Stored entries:
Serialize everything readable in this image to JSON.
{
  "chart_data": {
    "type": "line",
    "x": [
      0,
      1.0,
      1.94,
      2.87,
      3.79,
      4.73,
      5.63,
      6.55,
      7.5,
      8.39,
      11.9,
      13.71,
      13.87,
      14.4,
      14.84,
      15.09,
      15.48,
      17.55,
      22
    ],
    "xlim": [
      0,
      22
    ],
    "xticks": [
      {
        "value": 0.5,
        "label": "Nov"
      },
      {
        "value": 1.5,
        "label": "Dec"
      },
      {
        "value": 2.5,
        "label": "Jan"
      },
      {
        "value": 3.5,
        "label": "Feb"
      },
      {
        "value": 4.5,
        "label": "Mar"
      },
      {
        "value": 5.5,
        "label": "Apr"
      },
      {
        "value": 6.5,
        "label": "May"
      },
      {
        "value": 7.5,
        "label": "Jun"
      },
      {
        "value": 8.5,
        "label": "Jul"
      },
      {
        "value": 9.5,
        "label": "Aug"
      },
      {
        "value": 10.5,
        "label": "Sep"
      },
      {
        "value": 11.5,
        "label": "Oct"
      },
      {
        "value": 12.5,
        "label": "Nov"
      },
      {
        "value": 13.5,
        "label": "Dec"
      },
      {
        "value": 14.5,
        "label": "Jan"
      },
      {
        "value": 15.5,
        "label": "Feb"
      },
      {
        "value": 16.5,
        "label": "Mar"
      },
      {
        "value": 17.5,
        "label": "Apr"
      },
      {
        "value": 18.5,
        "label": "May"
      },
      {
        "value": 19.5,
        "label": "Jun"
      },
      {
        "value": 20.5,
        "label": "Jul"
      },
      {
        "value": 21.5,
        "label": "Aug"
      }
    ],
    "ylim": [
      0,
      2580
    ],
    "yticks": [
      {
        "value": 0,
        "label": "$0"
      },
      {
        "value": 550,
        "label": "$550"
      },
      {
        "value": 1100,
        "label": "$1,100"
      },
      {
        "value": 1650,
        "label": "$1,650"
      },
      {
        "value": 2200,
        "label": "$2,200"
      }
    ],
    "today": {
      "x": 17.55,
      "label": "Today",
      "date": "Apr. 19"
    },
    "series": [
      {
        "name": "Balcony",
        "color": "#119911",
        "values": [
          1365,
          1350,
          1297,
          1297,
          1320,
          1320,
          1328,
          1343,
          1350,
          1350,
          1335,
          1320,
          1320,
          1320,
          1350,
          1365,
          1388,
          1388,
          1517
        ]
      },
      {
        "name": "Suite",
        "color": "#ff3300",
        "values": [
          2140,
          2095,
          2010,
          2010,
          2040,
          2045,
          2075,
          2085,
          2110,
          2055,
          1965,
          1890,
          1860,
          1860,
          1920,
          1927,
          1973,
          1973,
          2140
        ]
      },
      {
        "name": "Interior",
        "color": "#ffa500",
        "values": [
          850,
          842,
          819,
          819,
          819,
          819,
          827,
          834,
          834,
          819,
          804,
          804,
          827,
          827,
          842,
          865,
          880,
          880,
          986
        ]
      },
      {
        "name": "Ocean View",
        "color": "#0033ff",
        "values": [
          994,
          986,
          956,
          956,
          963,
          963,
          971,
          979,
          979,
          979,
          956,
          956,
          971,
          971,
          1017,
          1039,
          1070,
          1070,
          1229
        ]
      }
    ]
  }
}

§ SHORT PROBLEM
From the records above, report the count of lines containing "color" and nothing more.

§ SOLUTION TO THIS PROBLEM
4